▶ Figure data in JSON
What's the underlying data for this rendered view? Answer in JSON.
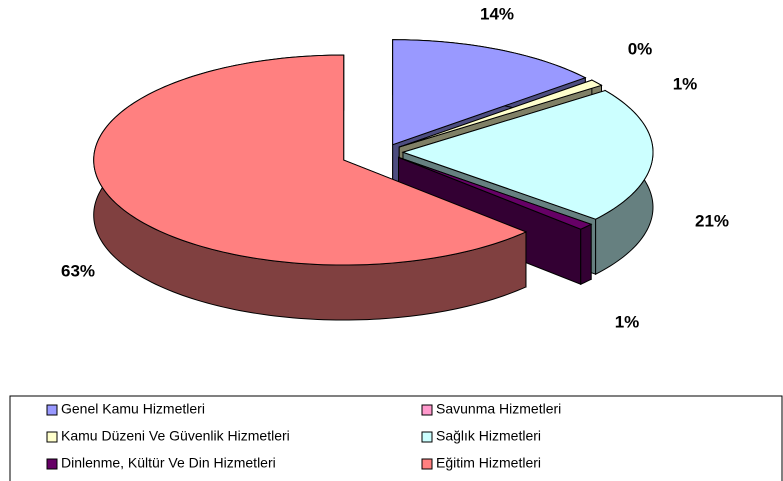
{
  "chart_data": {
    "type": "pie3d",
    "categories": [
      "Genel Kamu Hizmetleri",
      "Savunma Hizmetleri",
      "Kamu Düzeni Ve Güvenlik Hizmetleri",
      "Sağlık Hizmetleri",
      "Dinlenme, Kültür Ve Din Hizmetleri",
      "Eğitim Hizmetleri"
    ],
    "values": [
      14,
      0,
      1,
      21,
      1,
      63
    ],
    "value_labels": [
      "14%",
      "0%",
      "1%",
      "21%",
      "1%",
      "63%"
    ],
    "colors": [
      "#9999FF",
      "#FF99CC",
      "#FFFFCC",
      "#CCFFFF",
      "#660066",
      "#FF8080"
    ],
    "legend": "bottom"
  }
}
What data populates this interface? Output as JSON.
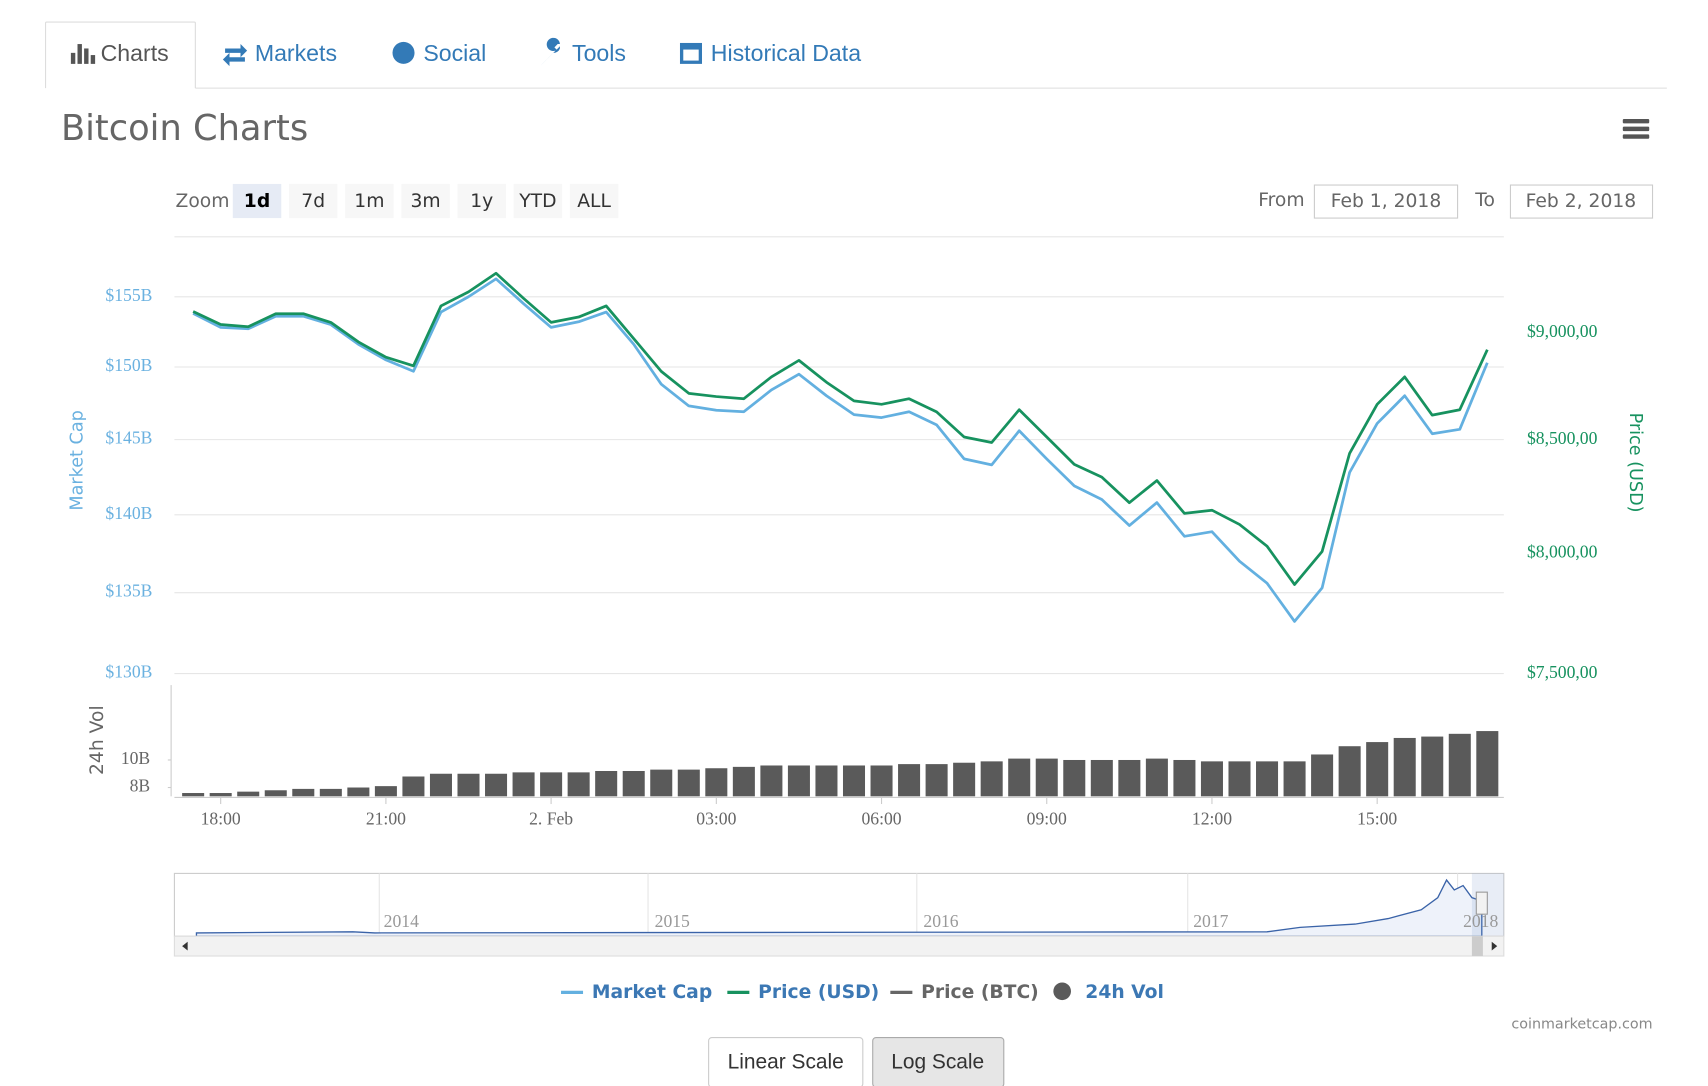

▶ THE TASK
With the pictures omitted, reproduce the records in full and exactly.

▶ ANSWER
What's the underlying data for this rendered view? Answer in JSON.
{
  "chart_data": {
    "type": "pie3d",
    "categories": [
      "Genel Kamu Hizmetleri",
      "Savunma Hizmetleri",
      "Kamu Düzeni Ve Güvenlik Hizmetleri",
      "Sağlık Hizmetleri",
      "Dinlenme, Kültür Ve Din Hizmetleri",
      "Eğitim Hizmetleri"
    ],
    "values": [
      14,
      0,
      1,
      21,
      1,
      63
    ],
    "value_labels": [
      "14%",
      "0%",
      "1%",
      "21%",
      "1%",
      "63%"
    ],
    "colors": [
      "#9999FF",
      "#FF99CC",
      "#FFFFCC",
      "#CCFFFF",
      "#660066",
      "#FF8080"
    ],
    "legend": "bottom"
  }
}
What data populates this interface? Output as JSON.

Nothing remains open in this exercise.